* Begin *

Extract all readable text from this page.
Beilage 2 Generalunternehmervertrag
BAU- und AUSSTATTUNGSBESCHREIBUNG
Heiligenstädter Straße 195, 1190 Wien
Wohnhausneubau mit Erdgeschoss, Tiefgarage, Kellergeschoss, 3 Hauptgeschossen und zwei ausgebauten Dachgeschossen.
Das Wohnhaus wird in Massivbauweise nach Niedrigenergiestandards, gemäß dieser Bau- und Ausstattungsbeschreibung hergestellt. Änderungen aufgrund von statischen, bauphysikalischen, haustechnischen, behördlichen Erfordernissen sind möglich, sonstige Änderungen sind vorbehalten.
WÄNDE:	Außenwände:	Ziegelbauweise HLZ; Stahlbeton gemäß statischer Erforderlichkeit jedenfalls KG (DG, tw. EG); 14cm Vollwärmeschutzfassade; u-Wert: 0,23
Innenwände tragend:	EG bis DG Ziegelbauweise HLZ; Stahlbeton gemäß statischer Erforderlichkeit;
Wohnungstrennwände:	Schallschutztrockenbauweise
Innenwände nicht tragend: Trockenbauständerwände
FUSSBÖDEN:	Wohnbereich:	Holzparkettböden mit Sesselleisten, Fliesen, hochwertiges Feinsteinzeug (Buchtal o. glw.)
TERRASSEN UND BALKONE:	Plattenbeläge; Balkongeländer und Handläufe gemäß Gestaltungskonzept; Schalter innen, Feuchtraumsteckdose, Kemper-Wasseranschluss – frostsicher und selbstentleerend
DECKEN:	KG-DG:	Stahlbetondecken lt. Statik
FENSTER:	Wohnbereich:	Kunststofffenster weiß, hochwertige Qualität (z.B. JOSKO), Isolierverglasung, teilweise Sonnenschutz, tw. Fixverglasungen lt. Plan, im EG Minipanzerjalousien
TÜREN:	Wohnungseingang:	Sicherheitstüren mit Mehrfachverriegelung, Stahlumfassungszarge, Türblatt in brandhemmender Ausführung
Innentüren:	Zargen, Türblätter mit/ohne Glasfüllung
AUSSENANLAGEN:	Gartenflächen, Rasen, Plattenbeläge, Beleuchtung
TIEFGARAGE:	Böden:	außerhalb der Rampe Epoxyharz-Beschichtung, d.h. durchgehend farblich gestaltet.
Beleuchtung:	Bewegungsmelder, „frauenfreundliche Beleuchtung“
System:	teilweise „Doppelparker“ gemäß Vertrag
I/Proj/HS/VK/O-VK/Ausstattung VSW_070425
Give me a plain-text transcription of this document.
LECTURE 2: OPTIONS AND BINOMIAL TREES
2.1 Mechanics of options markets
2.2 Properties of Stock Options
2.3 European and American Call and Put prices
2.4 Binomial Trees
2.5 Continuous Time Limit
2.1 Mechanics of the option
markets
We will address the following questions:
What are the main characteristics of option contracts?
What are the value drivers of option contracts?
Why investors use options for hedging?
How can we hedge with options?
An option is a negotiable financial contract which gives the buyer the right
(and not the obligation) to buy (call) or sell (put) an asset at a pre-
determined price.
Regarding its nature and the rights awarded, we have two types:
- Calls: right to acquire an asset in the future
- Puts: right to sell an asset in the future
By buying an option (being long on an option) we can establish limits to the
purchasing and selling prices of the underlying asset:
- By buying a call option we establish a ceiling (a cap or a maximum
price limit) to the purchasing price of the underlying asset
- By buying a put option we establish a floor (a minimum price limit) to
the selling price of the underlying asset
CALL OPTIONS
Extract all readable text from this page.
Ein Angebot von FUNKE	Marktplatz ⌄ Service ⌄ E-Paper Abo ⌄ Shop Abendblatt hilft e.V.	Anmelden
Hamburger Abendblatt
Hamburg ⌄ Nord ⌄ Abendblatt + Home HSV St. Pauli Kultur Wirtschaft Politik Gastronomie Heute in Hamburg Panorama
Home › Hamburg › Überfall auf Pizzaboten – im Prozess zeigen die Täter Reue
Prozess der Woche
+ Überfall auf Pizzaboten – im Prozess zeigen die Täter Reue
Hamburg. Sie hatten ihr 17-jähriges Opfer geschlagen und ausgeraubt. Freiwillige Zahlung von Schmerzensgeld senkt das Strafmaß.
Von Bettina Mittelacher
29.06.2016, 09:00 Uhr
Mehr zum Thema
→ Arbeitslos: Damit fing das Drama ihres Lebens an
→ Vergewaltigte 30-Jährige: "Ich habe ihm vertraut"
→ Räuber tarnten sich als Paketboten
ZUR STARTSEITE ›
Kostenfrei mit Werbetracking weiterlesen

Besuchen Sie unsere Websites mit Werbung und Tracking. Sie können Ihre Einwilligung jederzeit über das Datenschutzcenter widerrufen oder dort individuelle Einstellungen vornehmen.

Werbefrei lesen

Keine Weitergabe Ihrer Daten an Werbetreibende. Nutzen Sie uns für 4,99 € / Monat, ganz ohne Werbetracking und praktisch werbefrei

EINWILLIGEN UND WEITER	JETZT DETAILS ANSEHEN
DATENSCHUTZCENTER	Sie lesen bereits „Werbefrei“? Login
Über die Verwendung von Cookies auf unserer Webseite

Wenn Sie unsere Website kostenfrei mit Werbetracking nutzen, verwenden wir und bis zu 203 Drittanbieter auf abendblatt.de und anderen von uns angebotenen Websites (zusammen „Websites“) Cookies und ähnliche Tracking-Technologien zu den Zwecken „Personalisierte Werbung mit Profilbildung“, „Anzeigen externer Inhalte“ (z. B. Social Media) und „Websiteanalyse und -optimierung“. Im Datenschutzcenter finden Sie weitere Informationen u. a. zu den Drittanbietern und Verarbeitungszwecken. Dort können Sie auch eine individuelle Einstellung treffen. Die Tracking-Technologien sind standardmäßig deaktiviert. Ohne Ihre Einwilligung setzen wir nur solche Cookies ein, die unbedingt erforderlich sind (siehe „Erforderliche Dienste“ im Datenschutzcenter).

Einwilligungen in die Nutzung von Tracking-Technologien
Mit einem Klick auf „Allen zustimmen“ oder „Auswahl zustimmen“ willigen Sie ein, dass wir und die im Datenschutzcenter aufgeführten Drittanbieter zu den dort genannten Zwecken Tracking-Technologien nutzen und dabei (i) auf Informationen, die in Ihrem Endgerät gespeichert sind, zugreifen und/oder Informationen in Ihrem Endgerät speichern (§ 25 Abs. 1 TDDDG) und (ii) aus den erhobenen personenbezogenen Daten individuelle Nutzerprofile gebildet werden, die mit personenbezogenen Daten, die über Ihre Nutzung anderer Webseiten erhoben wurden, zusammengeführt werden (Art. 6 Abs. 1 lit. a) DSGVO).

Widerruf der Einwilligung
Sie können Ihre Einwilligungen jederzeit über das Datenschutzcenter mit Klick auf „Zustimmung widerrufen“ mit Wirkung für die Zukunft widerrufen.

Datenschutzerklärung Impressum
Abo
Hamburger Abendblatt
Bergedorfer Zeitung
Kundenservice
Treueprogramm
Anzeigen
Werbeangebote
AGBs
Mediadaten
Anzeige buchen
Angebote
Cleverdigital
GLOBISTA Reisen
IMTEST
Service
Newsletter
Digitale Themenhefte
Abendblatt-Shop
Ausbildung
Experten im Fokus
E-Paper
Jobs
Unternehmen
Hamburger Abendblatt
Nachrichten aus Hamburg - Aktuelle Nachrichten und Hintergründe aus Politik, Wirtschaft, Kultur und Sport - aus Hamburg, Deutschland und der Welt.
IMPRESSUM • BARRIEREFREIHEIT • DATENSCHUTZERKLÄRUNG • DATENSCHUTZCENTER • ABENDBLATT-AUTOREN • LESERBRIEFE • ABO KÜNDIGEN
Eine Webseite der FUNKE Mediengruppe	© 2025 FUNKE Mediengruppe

* End *

TASK INSTRUCTIONS: All of the data shown above must be copied exactly.

SOLVED PROBLEM:
Extract all readable text from this page.
Beilage 2 Generalunternehmervertrag
BAU- und AUSSTATTUNGSBESCHREIBUNG
Heiligenstädter Straße 195, 1190 Wien
Wohnhausneubau mit Erdgeschoss, Tiefgarage, Kellergeschoss, 3 Hauptgeschossen und zwei ausgebauten Dachgeschossen.
Das Wohnhaus wird in Massivbauweise nach Niedrigenergiestandards, gemäß dieser Bau- und Ausstattungsbeschreibung hergestellt. Änderungen aufgrund von statischen, bauphysikalischen, haustechnischen, behördlichen Erfordernissen sind möglich, sonstige Änderungen sind vorbehalten.
WÄNDE:	Außenwände:	Ziegelbauweise HLZ; Stahlbeton gemäß statischer Erforderlichkeit jedenfalls KG (DG, tw. EG); 14cm Vollwärmeschutzfassade; u-Wert: 0,23
Innenwände tragend:	EG bis DG Ziegelbauweise HLZ; Stahlbeton gemäß statischer Erforderlichkeit;
Wohnungstrennwände:	Schallschutztrockenbauweise
Innenwände nicht tragend: Trockenbauständerwände
FUSSBÖDEN:	Wohnbereich:	Holzparkettböden mit Sesselleisten, Fliesen, hochwertiges Feinsteinzeug (Buchtal o. glw.)
TERRASSEN UND BALKONE:	Plattenbeläge; Balkongeländer und Handläufe gemäß Gestaltungskonzept; Schalter innen, Feuchtraumsteckdose, Kemper-Wasseranschluss – frostsicher und selbstentleerend
DECKEN:	KG-DG:	Stahlbetondecken lt. Statik
FENSTER:	Wohnbereich:	Kunststofffenster weiß, hochwertige Qualität (z.B. JOSKO), Isolierverglasung, teilweise Sonnenschutz, tw. Fixverglasungen lt. Plan, im EG Minipanzerjalousien
TÜREN:	Wohnungseingang:	Sicherheitstüren mit Mehrfachverriegelung, Stahlumfassungszarge, Türblatt in brandhemmender Ausführung
Innentüren:	Zargen, Türblätter mit/ohne Glasfüllung
AUSSENANLAGEN:	Gartenflächen, Rasen, Plattenbeläge, Beleuchtung
TIEFGARAGE:	Böden:	außerhalb der Rampe Epoxyharz-Beschichtung, d.h. durchgehend farblich gestaltet.
Beleuchtung:	Bewegungsmelder, „frauenfreundliche Beleuchtung“
System:	teilweise „Doppelparker“ gemäß Vertrag
I/Proj/HS/VK/O-VK/Ausstattung VSW_070425
Give me a plain-text transcription of this document.
LECTURE 2: OPTIONS AND BINOMIAL TREES
2.1 Mechanics of options markets
2.2 Properties of Stock Options
2.3 European and American Call and Put prices
2.4 Binomial Trees
2.5 Continuous Time Limit
2.1 Mechanics of the option
markets
We will address the following questions:
What are the main characteristics of option contracts?
What are the value drivers of option contracts?
Why investors use options for hedging?
How can we hedge with options?
An option is a negotiable financial contract which gives the buyer the right
(and not the obligation) to buy (call) or sell (put) an asset at a pre-
determined price.
Regarding its nature and the rights awarded, we have two types:
- Calls: right to acquire an asset in the future
- Puts: right to sell an asset in the future
By buying an option (being long on an option) we can establish limits to the
purchasing and selling prices of the underlying asset:
- By buying a call option we establish a ceiling (a cap or a maximum
price limit) to the purchasing price of the underlying asset
- By buying a put option we establish a floor (a minimum price limit) to
the selling price of the underlying asset
CALL OPTIONS
Extract all readable text from this page.
Ein Angebot von FUNKE	Marktplatz ⌄ Service ⌄ E-Paper Abo ⌄ Shop Abendblatt hilft e.V.	Anmelden
Hamburger Abendblatt
Hamburg ⌄ Nord ⌄ Abendblatt + Home HSV St. Pauli Kultur Wirtschaft Politik Gastronomie Heute in Hamburg Panorama
Home › Hamburg › Überfall auf Pizzaboten – im Prozess zeigen die Täter Reue
Prozess der Woche
+ Überfall auf Pizzaboten – im Prozess zeigen die Täter Reue
Hamburg. Sie hatten ihr 17-jähriges Opfer geschlagen und ausgeraubt. Freiwillige Zahlung von Schmerzensgeld senkt das Strafmaß.
Von Bettina Mittelacher
29.06.2016, 09:00 Uhr
Mehr zum Thema
→ Arbeitslos: Damit fing das Drama ihres Lebens an
→ Vergewaltigte 30-Jährige: "Ich habe ihm vertraut"
→ Räuber tarnten sich als Paketboten
ZUR STARTSEITE ›
Kostenfrei mit Werbetracking weiterlesen

Besuchen Sie unsere Websites mit Werbung und Tracking. Sie können Ihre Einwilligung jederzeit über das Datenschutzcenter widerrufen oder dort individuelle Einstellungen vornehmen.

Werbefrei lesen

Keine Weitergabe Ihrer Daten an Werbetreibende. Nutzen Sie uns für 4,99 € / Monat, ganz ohne Werbetracking und praktisch werbefrei

EINWILLIGEN UND WEITER	JETZT DETAILS ANSEHEN
DATENSCHUTZCENTER	Sie lesen bereits „Werbefrei“? Login
Über die Verwendung von Cookies auf unserer Webseite

Wenn Sie unsere Website kostenfrei mit Werbetracking nutzen, verwenden wir und bis zu 203 Drittanbieter auf abendblatt.de und anderen von uns angebotenen Websites (zusammen „Websites“) Cookies und ähnliche Tracking-Technologien zu den Zwecken „Personalisierte Werbung mit Profilbildung“, „Anzeigen externer Inhalte“ (z. B. Social Media) und „Websiteanalyse und -optimierung“. Im Datenschutzcenter finden Sie weitere Informationen u. a. zu den Drittanbietern und Verarbeitungszwecken. Dort können Sie auch eine individuelle Einstellung treffen. Die Tracking-Technologien sind standardmäßig deaktiviert. Ohne Ihre Einwilligung setzen wir nur solche Cookies ein, die unbedingt erforderlich sind (siehe „Erforderliche Dienste“ im Datenschutzcenter).

Einwilligungen in die Nutzung von Tracking-Technologien
Mit einem Klick auf „Allen zustimmen“ oder „Auswahl zustimmen“ willigen Sie ein, dass wir und die im Datenschutzcenter aufgeführten Drittanbieter zu den dort genannten Zwecken Tracking-Technologien nutzen und dabei (i) auf Informationen, die in Ihrem Endgerät gespeichert sind, zugreifen und/oder Informationen in Ihrem Endgerät speichern (§ 25 Abs. 1 TDDDG) und (ii) aus den erhobenen personenbezogenen Daten individuelle Nutzerprofile gebildet werden, die mit personenbezogenen Daten, die über Ihre Nutzung anderer Webseiten erhoben wurden, zusammengeführt werden (Art. 6 Abs. 1 lit. a) DSGVO).

Widerruf der Einwilligung
Sie können Ihre Einwilligungen jederzeit über das Datenschutzcenter mit Klick auf „Zustimmung widerrufen“ mit Wirkung für die Zukunft widerrufen.

Datenschutzerklärung Impressum
Abo
Hamburger Abendblatt
Bergedorfer Zeitung
Kundenservice
Treueprogramm
Anzeigen
Werbeangebote
AGBs
Mediadaten
Anzeige buchen
Angebote
Cleverdigital
GLOBISTA Reisen
IMTEST
Service
Newsletter
Digitale Themenhefte
Abendblatt-Shop
Ausbildung
Experten im Fokus
E-Paper
Jobs
Unternehmen
Hamburger Abendblatt
Nachrichten aus Hamburg - Aktuelle Nachrichten und Hintergründe aus Politik, Wirtschaft, Kultur und Sport - aus Hamburg, Deutschland und der Welt.
IMPRESSUM • BARRIEREFREIHEIT • DATENSCHUTZERKLÄRUNG • DATENSCHUTZCENTER • ABENDBLATT-AUTOREN • LESERBRIEFE • ABO KÜNDIGEN
Eine Webseite der FUNKE Mediengruppe	© 2025 FUNKE Mediengruppe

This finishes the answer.